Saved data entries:
+ + + + + + +
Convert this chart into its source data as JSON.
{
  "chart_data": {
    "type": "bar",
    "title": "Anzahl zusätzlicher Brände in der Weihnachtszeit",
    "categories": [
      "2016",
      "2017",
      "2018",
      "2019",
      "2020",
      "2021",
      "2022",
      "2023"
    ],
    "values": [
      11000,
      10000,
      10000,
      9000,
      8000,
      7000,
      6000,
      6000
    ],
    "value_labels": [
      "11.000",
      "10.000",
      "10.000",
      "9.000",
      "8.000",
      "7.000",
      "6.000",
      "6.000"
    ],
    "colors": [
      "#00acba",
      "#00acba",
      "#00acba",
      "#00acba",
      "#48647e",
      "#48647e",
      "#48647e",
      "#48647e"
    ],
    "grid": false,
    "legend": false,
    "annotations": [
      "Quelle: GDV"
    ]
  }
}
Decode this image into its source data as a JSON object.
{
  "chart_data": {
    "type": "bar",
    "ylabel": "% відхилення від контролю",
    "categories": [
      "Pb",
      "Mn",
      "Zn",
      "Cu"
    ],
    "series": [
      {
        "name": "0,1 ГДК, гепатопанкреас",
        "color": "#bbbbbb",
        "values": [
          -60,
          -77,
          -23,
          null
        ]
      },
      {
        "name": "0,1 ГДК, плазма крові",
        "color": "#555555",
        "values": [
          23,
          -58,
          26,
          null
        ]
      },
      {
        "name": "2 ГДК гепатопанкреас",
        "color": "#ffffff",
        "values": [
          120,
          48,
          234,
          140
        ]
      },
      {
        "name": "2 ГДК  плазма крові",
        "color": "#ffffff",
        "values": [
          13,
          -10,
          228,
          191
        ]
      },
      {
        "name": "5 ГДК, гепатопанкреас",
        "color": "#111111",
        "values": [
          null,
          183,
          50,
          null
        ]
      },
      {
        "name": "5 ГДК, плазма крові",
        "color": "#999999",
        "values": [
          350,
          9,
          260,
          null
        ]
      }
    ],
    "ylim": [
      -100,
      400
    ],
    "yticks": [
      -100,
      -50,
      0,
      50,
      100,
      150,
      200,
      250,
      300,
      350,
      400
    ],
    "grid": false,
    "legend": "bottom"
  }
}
+ + + + + + +
### [What needs to be done]
Extract, verbatim, the lines from the one containing "Decode this image" through the last line of the listing above.

### [Result]
Decode this image into its source data as a JSON object.
{
  "chart_data": {
    "type": "bar",
    "ylabel": "% відхилення від контролю",
    "categories": [
      "Pb",
      "Mn",
      "Zn",
      "Cu"
    ],
    "series": [
      {
        "name": "0,1 ГДК, гепатопанкреас",
        "color": "#bbbbbb",
        "values": [
          -60,
          -77,
          -23,
          null
        ]
      },
      {
        "name": "0,1 ГДК, плазма крові",
        "color": "#555555",
        "values": [
          23,
          -58,
          26,
          null
        ]
      },
      {
        "name": "2 ГДК гепатопанкреас",
        "color": "#ffffff",
        "values": [
          120,
          48,
          234,
          140
        ]
      },
      {
        "name": "2 ГДК  плазма крові",
        "color": "#ffffff",
        "values": [
          13,
          -10,
          228,
          191
        ]
      },
      {
        "name": "5 ГДК, гепатопанкреас",
        "color": "#111111",
        "values": [
          null,
          183,
          50,
          null
        ]
      },
      {
        "name": "5 ГДК, плазма крові",
        "color": "#999999",
        "values": [
          350,
          9,
          260,
          null
        ]
      }
    ],
    "ylim": [
      -100,
      400
    ],
    "yticks": [
      -100,
      -50,
      0,
      50,
      100,
      150,
      200,
      250,
      300,
      350,
      400
    ],
    "grid": false,
    "legend": "bottom"
  }
}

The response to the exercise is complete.